── TRECHO PARA LEITURA

Em 1996 surgiu a primeira cartilha organizada pelo Coletivo Nacional de Mulheres. Sob o título A questão da mulher no MST, apresentava um plano de trabalho oriundo do Encontro Nacional das Mulheres Militantes do MST, realizado de 25 a 28 de maio daquele ano [3]. Segundo a cartilha, as mulheres enfrentam discriminação nos acampamentos e assentamentos e sentem a necessidade de uma estrutura que possibilite a participação delas. Salientam que, embora as mulheres lutem, não se sentem representadas. Além disso, refere-se à distância entre a teoria e a prática do movimento, que considera secundário o trabalho com e sobre as mulheres.
Para o Coletivo, as causas dos problemas estão não apenas na sociedade como no próprio MST, onde “a maioria acha que não existe problema”, não cria mecanismos de participação e não investe na qualidade de formação nesta área. Por outro lado, o Coletivo identifica que as próprias mulheres também são responsáveis, na medida em que “têm medo de enfrentar os problemas” (COLETIVO NACIONAL DE MULHERES DO MST, 1996, p. 3).
Apesar destas dificuldades, reconhece-se que houve avanços, dentre os quais está a conscientização de que se trata de um problema de caráter político e que é necessário estabelecer a relação entre gênero e luta de classes. A questão adquire maior seriedade e passa a ser mais problematizada.
Os desafios para o Coletivo Nacional de Mulheres eram muitos, desde questões sobre como construir novos valores, novas relações no cotidiano, passando por pensar no modo como atingir algumas metas, tais como “criar condições objetivas”, “pensar e propor formação política”. E se alertava que “o número é importante, mas não suficiente” (COLETIVO…, 1996, p. 4), o que significa que os problemas não se resolvem com a introdução de cotas.

────

◆ **TAREFAS PROPOSTAS**:
[1] Transcreva todas as expressões que aparecem entre aspas no texto sobre o Coletivo Nacional de Mulheres do MST.
[2] Converta em lista numerada, sem as linhas em branco, os registros que começam no início dos registros e terminam na linha que contém "Bar <box>118 35 156 222</box>", incluindo ambas as extremidades.

── REGISTROS FORNECIDOS

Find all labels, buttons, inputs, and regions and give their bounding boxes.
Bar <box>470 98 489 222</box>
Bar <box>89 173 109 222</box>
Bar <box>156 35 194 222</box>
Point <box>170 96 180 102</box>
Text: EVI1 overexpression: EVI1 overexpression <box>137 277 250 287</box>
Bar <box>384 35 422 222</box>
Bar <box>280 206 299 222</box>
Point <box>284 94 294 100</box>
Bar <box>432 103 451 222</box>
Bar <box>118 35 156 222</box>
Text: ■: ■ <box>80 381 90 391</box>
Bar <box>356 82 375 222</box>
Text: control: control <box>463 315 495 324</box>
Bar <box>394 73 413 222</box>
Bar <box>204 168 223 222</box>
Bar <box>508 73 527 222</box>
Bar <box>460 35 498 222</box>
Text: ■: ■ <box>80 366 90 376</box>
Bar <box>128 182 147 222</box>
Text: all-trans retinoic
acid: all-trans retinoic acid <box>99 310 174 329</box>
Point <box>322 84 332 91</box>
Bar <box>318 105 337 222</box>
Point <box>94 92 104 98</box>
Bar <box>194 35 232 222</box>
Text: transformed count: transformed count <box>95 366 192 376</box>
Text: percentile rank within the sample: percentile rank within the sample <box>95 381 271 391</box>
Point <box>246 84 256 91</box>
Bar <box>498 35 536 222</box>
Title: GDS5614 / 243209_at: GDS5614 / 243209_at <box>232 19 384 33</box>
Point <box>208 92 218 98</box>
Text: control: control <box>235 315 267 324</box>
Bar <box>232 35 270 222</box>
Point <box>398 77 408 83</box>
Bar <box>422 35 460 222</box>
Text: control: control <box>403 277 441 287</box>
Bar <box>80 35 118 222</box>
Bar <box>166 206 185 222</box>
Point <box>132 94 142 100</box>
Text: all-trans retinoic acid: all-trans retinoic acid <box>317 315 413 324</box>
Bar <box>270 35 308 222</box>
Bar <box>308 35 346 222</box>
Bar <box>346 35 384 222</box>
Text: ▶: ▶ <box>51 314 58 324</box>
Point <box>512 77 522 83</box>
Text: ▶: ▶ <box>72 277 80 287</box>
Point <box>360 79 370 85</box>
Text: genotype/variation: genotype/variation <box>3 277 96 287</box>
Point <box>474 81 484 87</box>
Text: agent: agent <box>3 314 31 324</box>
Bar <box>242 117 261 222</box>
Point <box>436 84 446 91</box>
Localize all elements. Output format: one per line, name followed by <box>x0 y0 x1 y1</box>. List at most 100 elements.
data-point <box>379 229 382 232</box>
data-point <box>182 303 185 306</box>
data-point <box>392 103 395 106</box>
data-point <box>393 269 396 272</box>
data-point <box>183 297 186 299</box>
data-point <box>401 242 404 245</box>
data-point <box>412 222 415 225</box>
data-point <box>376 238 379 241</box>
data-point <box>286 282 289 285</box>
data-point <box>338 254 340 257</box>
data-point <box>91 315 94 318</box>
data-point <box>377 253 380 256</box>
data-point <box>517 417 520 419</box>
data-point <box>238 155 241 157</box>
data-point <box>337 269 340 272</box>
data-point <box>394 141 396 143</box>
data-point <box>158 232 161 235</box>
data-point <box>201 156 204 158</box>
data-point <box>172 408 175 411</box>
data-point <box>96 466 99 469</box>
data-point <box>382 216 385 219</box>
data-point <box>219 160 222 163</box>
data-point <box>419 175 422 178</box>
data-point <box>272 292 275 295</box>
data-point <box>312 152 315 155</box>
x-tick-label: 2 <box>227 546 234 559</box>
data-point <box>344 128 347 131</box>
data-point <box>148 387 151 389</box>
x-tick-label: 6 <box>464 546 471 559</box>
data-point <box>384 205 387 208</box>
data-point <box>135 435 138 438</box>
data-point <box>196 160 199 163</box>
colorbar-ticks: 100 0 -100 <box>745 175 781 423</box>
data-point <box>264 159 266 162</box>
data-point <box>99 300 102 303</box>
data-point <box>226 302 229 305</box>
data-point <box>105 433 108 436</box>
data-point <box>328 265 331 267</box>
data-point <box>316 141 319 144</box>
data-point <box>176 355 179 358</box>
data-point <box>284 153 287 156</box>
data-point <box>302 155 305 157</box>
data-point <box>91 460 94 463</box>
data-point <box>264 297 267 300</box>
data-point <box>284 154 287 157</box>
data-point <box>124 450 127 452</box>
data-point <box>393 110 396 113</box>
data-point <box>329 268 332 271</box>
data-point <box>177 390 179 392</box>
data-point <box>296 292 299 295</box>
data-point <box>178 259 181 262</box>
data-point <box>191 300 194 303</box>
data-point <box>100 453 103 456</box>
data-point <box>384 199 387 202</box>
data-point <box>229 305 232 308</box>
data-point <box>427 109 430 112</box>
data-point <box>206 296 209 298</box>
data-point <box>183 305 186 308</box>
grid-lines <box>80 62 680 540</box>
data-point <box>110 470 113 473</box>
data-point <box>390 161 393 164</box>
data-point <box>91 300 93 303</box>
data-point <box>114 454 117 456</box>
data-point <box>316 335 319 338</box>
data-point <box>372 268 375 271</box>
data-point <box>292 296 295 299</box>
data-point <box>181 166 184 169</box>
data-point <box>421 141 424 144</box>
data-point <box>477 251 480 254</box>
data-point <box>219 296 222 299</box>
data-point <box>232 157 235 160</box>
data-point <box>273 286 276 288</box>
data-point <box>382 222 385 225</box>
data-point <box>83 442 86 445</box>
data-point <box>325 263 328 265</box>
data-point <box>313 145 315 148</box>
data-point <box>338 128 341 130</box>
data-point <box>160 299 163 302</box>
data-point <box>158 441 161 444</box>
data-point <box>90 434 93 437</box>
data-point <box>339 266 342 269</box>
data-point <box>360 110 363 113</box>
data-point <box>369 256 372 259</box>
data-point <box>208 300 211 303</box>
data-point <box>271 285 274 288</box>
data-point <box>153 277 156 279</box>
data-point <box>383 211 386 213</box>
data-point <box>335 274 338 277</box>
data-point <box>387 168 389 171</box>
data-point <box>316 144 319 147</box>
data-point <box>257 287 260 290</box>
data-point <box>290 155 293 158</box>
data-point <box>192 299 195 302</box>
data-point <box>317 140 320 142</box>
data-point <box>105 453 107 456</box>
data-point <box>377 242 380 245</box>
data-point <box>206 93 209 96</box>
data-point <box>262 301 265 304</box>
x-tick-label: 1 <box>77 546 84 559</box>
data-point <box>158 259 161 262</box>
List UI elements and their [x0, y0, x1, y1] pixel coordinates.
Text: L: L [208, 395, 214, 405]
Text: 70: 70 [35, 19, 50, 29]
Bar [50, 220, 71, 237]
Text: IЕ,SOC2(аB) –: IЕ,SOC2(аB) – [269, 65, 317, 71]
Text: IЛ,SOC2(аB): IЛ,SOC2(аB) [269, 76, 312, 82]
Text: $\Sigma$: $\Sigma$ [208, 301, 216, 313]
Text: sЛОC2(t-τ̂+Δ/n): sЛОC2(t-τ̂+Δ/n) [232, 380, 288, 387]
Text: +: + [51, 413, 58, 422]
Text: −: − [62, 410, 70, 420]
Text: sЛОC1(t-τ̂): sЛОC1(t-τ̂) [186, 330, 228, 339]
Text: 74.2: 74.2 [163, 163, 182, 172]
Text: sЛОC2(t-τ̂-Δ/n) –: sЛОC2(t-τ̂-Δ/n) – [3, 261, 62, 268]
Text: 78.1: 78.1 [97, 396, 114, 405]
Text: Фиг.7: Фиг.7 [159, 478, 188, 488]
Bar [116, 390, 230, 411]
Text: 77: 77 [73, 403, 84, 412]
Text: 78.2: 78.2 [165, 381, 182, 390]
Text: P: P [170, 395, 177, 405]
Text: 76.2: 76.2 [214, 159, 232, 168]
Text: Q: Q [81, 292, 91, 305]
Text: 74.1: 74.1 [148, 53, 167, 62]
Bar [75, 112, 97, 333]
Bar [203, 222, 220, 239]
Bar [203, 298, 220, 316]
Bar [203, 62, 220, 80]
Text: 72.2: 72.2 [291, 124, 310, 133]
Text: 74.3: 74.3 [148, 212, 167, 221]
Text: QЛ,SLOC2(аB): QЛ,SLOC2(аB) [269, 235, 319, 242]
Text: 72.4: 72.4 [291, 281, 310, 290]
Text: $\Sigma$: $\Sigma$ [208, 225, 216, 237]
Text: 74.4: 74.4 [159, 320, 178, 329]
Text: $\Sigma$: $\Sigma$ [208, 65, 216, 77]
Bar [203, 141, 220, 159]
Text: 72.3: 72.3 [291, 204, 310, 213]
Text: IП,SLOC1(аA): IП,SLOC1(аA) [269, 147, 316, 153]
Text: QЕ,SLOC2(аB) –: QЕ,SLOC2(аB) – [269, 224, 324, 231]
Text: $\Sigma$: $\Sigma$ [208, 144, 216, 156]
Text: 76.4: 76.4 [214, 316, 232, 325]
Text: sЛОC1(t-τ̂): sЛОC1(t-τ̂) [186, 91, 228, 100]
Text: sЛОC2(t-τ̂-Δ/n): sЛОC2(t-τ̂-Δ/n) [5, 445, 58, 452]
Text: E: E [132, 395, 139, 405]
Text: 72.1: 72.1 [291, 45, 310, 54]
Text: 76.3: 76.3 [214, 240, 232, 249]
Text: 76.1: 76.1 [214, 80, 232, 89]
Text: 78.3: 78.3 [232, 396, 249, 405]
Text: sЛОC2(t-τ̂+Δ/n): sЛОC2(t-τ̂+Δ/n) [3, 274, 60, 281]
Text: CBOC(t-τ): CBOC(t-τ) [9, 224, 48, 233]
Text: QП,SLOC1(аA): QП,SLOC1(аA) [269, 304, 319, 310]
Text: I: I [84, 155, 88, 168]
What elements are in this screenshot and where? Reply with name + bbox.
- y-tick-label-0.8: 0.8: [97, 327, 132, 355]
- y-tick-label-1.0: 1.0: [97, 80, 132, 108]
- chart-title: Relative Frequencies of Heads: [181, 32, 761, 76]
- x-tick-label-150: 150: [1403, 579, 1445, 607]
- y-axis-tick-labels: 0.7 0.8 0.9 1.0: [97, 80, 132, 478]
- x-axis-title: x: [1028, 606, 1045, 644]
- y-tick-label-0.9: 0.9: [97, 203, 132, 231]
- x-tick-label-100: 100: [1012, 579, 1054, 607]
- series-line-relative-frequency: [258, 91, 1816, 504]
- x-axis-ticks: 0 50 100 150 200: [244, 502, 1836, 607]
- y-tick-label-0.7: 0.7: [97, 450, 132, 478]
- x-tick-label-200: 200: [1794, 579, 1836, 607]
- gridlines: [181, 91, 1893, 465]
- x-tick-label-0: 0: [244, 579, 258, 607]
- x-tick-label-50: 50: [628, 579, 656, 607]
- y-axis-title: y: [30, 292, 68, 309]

────

◆ **RESPOSTAS**:
[1]
- "a maioria acha que não existe problema"
- "têm medo de enfrentar os problemas"
- "criar condições objetivas"
- "pensar e propor formação política"
- "o número é importante, mas não suficiente"

[2]
1. Find all labels, buttons, inputs, and regions and give their bounding boxes.
2. Bar <box>470 98 489 222</box>
3. Bar <box>89 173 109 222</box>
4. Bar <box>156 35 194 222</box>
5. Point <box>170 96 180 102</box>
6. Text: EVI1 overexpression: EVI1 overexpression <box>137 277 250 287</box>
7. Bar <box>384 35 422 222</box>
8. Bar <box>280 206 299 222</box>
9. Point <box>284 94 294 100</box>
10. Bar <box>432 103 451 222</box>
11. Bar <box>118 35 156 222</box>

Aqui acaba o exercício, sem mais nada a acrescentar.